- SUPPLIED RECORDS:
* Begin *

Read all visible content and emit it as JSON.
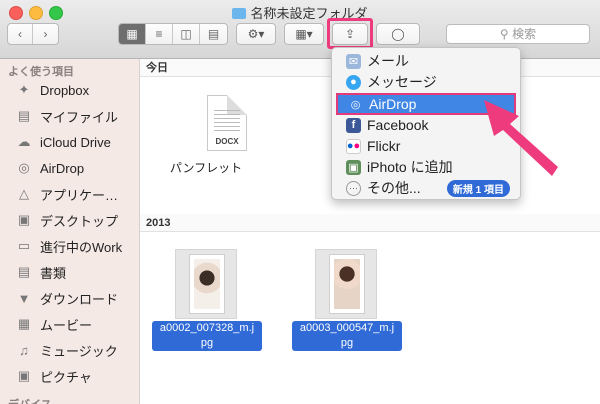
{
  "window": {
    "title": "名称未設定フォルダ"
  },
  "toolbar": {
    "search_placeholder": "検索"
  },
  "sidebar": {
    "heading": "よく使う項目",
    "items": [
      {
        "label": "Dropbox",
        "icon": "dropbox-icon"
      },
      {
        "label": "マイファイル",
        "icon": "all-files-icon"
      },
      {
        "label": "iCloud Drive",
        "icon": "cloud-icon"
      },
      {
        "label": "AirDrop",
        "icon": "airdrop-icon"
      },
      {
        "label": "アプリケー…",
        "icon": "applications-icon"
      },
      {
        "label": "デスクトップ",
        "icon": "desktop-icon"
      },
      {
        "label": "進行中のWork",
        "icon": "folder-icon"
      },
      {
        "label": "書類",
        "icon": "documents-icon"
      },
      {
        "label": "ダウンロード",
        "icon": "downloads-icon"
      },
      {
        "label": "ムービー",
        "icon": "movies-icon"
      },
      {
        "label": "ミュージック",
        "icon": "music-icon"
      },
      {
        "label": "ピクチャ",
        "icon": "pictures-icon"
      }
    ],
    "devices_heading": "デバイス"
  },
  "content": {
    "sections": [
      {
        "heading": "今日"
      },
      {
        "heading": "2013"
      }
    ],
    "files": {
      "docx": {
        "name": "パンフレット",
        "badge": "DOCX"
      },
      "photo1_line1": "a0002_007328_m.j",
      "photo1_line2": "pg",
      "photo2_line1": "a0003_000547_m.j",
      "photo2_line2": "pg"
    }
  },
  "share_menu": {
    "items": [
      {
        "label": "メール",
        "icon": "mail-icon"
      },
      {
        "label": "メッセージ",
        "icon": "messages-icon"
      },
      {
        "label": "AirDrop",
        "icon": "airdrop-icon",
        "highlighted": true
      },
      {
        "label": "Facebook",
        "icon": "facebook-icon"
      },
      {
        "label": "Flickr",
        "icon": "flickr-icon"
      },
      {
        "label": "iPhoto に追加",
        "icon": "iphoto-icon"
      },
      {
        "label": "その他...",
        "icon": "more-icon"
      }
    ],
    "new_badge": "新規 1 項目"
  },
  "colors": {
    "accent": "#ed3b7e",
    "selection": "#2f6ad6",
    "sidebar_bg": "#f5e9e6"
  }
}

* End *
* Begin *

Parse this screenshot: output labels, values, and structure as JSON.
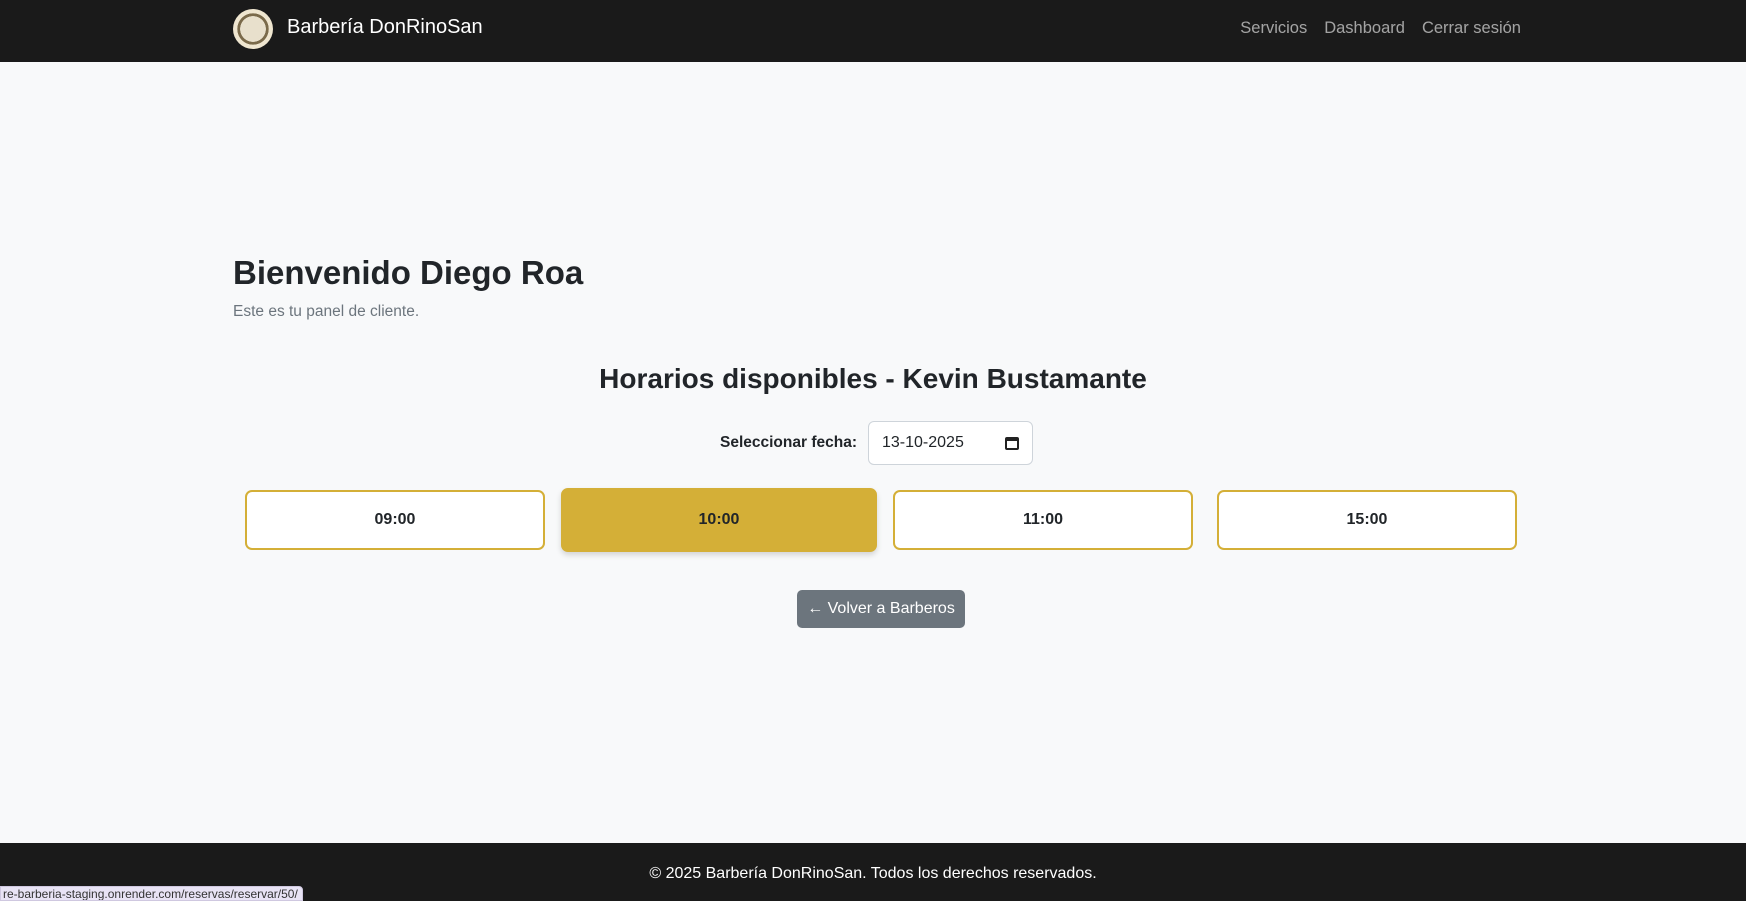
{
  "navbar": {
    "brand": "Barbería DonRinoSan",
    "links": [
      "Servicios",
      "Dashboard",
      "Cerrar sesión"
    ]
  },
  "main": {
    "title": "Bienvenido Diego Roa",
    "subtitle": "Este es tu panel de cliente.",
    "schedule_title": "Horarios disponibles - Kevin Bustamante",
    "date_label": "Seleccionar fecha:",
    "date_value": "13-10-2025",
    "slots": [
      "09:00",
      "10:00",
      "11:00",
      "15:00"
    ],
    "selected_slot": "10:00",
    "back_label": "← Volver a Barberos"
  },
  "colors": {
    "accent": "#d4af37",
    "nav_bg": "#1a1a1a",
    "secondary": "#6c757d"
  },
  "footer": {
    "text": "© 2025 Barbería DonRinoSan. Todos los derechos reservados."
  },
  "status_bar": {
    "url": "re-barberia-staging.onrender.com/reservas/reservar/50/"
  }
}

* End *

- STATED GOAL:
Find the word "Barbería" in the data and copy out each line where it turns up.

- ANSWER TO THE PROBLEM:
    "brand": "Barbería DonRinoSan",
    "text": "© 2025 Barbería DonRinoSan. Todos los derechos reservados."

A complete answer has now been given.